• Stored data
= = = =

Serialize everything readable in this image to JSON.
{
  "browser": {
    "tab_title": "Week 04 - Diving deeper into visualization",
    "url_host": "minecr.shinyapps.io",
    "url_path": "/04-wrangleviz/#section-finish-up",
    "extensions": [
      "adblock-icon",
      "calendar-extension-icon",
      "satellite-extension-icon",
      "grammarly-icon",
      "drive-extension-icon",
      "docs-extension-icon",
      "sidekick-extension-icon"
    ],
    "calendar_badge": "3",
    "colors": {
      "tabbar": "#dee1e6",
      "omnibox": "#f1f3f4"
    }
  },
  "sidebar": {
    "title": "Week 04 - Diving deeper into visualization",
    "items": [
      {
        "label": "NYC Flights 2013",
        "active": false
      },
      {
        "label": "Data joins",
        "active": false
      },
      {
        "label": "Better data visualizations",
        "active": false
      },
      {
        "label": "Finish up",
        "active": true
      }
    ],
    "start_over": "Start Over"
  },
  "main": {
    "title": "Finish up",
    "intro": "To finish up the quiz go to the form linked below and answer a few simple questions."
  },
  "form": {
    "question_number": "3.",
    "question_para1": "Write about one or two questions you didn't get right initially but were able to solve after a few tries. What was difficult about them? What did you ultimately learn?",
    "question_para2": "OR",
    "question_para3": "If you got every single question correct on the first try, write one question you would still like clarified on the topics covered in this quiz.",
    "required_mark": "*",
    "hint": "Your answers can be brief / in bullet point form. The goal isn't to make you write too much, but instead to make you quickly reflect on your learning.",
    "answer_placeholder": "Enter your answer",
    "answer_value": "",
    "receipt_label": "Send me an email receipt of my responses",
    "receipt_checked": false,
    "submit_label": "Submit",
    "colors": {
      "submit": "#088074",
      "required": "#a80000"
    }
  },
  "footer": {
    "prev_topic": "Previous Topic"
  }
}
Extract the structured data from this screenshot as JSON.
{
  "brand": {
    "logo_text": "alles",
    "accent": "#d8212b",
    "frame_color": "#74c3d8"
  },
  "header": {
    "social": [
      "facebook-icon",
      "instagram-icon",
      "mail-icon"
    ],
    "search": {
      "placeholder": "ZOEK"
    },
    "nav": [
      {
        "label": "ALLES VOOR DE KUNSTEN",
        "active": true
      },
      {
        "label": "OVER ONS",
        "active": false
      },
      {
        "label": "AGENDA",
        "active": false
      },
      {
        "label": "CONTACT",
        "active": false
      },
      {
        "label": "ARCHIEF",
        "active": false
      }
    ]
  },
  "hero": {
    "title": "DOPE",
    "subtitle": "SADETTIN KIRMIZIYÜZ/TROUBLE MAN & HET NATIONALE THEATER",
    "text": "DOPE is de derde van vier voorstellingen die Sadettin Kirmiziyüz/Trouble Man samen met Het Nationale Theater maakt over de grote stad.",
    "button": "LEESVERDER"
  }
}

= = = =

• BRIEF
Extract the full listing above without alteration.

• EXPECTED OUTPUT
Serialize everything readable in this image to JSON.
{
  "browser": {
    "tab_title": "Week 04 - Diving deeper into visualization",
    "url_host": "minecr.shinyapps.io",
    "url_path": "/04-wrangleviz/#section-finish-up",
    "extensions": [
      "adblock-icon",
      "calendar-extension-icon",
      "satellite-extension-icon",
      "grammarly-icon",
      "drive-extension-icon",
      "docs-extension-icon",
      "sidekick-extension-icon"
    ],
    "calendar_badge": "3",
    "colors": {
      "tabbar": "#dee1e6",
      "omnibox": "#f1f3f4"
    }
  },
  "sidebar": {
    "title": "Week 04 - Diving deeper into visualization",
    "items": [
      {
        "label": "NYC Flights 2013",
        "active": false
      },
      {
        "label": "Data joins",
        "active": false
      },
      {
        "label": "Better data visualizations",
        "active": false
      },
      {
        "label": "Finish up",
        "active": true
      }
    ],
    "start_over": "Start Over"
  },
  "main": {
    "title": "Finish up",
    "intro": "To finish up the quiz go to the form linked below and answer a few simple questions."
  },
  "form": {
    "question_number": "3.",
    "question_para1": "Write about one or two questions you didn't get right initially but were able to solve after a few tries. What was difficult about them? What did you ultimately learn?",
    "question_para2": "OR",
    "question_para3": "If you got every single question correct on the first try, write one question you would still like clarified on the topics covered in this quiz.",
    "required_mark": "*",
    "hint": "Your answers can be brief / in bullet point form. The goal isn't to make you write too much, but instead to make you quickly reflect on your learning.",
    "answer_placeholder": "Enter your answer",
    "answer_value": "",
    "receipt_label": "Send me an email receipt of my responses",
    "receipt_checked": false,
    "submit_label": "Submit",
    "colors": {
      "submit": "#088074",
      "required": "#a80000"
    }
  },
  "footer": {
    "prev_topic": "Previous Topic"
  }
}
Extract the structured data from this screenshot as JSON.
{
  "brand": {
    "logo_text": "alles",
    "accent": "#d8212b",
    "frame_color": "#74c3d8"
  },
  "header": {
    "social": [
      "facebook-icon",
      "instagram-icon",
      "mail-icon"
    ],
    "search": {
      "placeholder": "ZOEK"
    },
    "nav": [
      {
        "label": "ALLES VOOR DE KUNSTEN",
        "active": true
      },
      {
        "label": "OVER ONS",
        "active": false
      },
      {
        "label": "AGENDA",
        "active": false
      },
      {
        "label": "CONTACT",
        "active": false
      },
      {
        "label": "ARCHIEF",
        "active": false
      }
    ]
  },
  "hero": {
    "title": "DOPE",
    "subtitle": "SADETTIN KIRMIZIYÜZ/TROUBLE MAN & HET NATIONALE THEATER",
    "text": "DOPE is de derde van vier voorstellingen die Sadettin Kirmiziyüz/Trouble Man samen met Het Nationale Theater maakt over de grote stad.",
    "button": "LEESVERDER"
  }
}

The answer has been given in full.